* **Work to be completed**: In the entries below, find the lines with the word "Meridional" and copy them.

* **Available records**:
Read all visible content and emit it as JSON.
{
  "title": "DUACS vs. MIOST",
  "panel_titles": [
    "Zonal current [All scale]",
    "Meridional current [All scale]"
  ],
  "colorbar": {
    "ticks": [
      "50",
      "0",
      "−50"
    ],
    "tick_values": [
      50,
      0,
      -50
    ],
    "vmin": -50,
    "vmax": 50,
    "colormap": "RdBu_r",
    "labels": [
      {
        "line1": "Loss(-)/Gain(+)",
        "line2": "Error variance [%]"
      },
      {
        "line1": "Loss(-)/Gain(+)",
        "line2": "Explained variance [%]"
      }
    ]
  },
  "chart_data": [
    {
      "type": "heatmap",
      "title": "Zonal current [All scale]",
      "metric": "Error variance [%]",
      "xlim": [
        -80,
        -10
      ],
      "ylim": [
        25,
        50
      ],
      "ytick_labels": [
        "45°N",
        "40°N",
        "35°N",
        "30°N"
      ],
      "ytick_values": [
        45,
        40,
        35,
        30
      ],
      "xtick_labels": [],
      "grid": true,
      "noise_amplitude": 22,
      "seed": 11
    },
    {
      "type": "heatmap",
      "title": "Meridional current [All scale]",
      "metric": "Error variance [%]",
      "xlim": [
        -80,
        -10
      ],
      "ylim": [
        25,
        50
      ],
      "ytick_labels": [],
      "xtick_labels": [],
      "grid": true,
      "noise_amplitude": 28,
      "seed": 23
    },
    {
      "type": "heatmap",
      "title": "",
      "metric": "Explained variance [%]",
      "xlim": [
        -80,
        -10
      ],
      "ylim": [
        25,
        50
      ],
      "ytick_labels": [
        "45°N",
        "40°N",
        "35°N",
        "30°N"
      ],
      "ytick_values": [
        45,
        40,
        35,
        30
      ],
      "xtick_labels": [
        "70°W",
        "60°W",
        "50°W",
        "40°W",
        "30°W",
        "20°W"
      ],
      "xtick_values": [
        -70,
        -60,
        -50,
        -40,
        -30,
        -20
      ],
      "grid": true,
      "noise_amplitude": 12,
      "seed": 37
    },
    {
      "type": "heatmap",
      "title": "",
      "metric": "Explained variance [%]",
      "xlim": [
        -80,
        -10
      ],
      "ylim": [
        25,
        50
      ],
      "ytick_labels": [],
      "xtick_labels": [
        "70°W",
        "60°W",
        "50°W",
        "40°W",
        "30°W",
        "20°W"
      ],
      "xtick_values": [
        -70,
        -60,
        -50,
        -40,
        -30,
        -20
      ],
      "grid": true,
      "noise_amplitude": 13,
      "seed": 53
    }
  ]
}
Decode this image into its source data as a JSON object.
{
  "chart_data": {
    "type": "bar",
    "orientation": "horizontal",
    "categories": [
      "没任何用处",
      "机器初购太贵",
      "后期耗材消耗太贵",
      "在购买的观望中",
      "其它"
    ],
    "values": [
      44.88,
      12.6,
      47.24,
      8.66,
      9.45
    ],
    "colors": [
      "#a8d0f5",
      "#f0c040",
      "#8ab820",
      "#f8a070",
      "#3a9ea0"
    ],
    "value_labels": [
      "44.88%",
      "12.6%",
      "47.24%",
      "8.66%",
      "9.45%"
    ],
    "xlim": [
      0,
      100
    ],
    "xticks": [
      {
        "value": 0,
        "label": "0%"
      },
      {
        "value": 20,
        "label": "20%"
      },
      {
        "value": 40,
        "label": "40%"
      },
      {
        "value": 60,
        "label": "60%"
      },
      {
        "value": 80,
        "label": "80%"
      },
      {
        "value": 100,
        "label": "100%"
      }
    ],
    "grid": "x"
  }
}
---
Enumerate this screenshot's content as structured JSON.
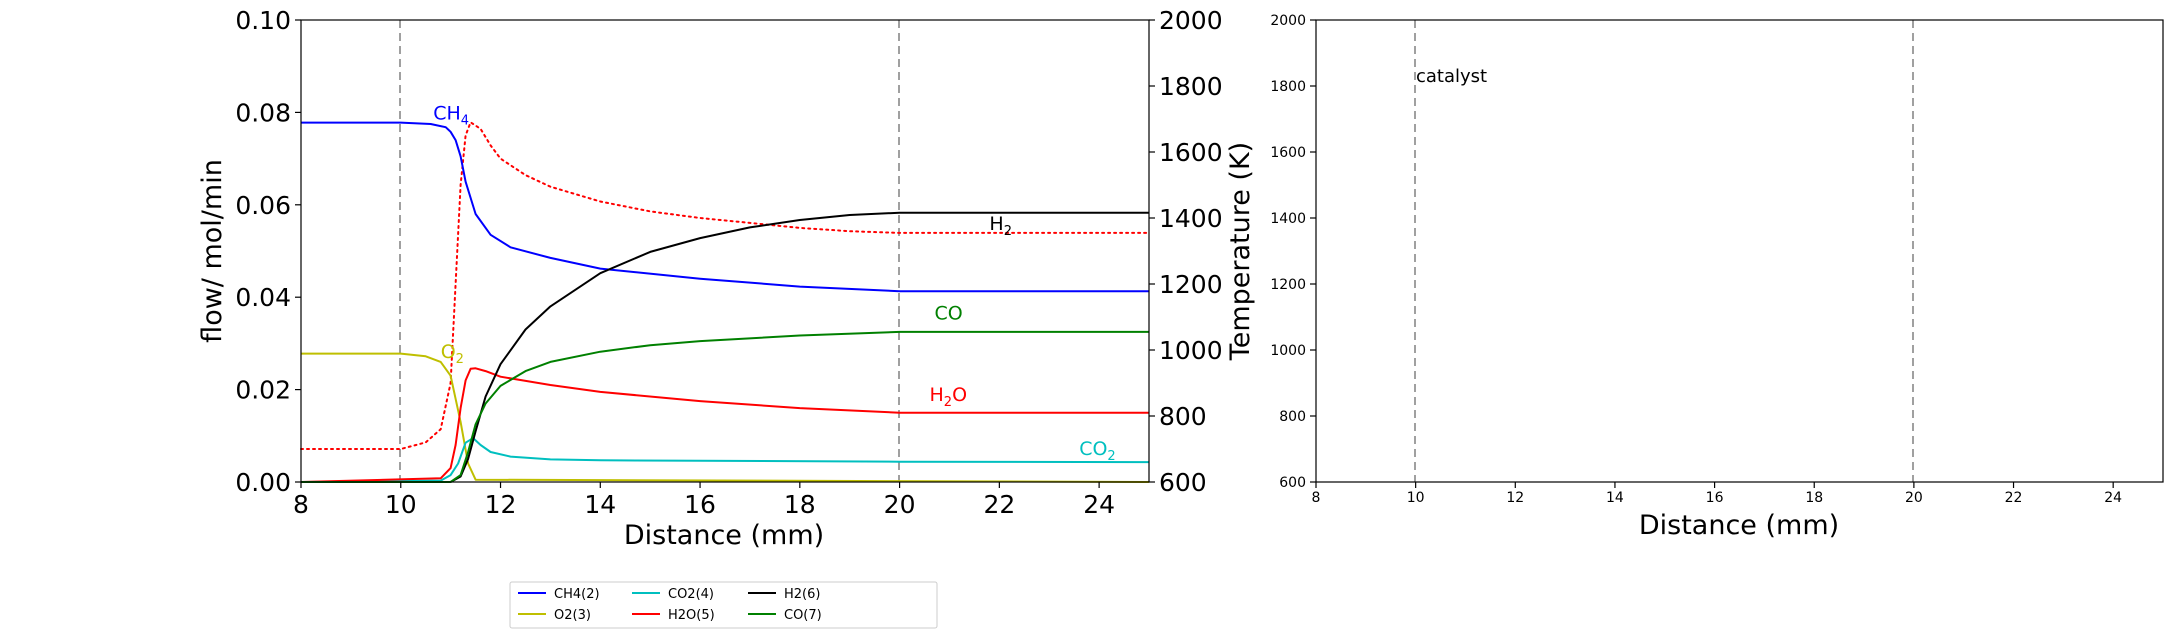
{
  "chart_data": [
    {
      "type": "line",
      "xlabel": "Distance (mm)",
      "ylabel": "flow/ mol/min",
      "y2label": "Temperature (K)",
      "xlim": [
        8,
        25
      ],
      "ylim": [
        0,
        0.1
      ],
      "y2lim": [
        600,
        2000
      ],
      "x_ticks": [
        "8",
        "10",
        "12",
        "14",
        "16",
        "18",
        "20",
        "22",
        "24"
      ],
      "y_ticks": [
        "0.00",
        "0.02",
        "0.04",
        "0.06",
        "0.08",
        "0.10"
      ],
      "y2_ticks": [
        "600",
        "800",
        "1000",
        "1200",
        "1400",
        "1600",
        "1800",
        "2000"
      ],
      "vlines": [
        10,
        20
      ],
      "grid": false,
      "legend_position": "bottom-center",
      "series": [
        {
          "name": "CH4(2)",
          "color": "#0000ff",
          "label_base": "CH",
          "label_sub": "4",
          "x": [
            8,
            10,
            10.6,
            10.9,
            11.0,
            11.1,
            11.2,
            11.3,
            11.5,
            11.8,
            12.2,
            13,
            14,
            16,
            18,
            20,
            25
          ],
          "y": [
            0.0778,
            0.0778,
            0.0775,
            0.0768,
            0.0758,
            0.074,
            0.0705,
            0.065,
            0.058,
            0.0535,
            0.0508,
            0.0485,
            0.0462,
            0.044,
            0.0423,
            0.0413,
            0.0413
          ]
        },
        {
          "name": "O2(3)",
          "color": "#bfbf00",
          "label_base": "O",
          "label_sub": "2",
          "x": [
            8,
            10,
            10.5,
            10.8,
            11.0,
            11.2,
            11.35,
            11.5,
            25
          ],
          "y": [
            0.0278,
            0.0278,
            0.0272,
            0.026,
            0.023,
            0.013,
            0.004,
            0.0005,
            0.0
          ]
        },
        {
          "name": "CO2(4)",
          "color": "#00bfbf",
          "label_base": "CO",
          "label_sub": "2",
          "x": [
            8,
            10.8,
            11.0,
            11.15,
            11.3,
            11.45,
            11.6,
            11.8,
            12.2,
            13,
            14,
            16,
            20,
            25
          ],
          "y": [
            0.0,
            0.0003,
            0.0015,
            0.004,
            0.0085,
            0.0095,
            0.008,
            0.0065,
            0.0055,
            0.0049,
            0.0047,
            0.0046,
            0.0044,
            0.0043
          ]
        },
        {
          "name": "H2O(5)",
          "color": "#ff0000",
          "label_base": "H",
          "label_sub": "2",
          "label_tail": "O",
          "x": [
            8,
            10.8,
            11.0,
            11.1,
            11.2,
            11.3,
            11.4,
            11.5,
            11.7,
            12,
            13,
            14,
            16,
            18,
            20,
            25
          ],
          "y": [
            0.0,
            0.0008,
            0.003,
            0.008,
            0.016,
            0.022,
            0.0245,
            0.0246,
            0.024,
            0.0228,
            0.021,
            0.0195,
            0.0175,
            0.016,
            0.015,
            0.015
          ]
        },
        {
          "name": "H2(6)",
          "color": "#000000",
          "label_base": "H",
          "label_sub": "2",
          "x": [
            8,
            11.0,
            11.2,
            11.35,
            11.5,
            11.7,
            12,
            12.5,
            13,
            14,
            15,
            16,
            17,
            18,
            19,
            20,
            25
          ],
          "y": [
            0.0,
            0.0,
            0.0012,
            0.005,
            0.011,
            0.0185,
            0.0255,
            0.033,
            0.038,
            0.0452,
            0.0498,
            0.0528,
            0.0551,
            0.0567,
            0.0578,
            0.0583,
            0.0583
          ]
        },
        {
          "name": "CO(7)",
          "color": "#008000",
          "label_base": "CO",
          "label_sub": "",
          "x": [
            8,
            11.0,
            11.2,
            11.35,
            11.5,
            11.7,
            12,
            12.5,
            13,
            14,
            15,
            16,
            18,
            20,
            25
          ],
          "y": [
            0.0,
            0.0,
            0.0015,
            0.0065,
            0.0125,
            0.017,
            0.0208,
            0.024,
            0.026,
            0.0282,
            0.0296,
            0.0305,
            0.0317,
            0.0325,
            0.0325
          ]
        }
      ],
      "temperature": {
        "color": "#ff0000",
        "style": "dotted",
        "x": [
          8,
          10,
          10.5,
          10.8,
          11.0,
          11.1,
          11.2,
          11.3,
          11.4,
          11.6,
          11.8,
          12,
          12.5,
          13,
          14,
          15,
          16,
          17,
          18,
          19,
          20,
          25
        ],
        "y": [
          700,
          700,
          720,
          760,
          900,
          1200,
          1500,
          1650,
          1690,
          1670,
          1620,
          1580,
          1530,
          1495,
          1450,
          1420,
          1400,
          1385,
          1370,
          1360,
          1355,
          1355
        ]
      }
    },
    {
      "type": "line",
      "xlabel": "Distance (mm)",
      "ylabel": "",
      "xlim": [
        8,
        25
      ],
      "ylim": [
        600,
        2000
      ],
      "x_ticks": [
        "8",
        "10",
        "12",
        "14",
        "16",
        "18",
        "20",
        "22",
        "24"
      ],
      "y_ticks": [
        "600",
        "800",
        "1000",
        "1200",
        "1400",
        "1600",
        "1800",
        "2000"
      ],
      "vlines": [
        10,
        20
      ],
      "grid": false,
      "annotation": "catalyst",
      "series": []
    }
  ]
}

* **Answer to the problem**:
    "Meridional current [All scale]"
      "title": "Meridional current [All scale]",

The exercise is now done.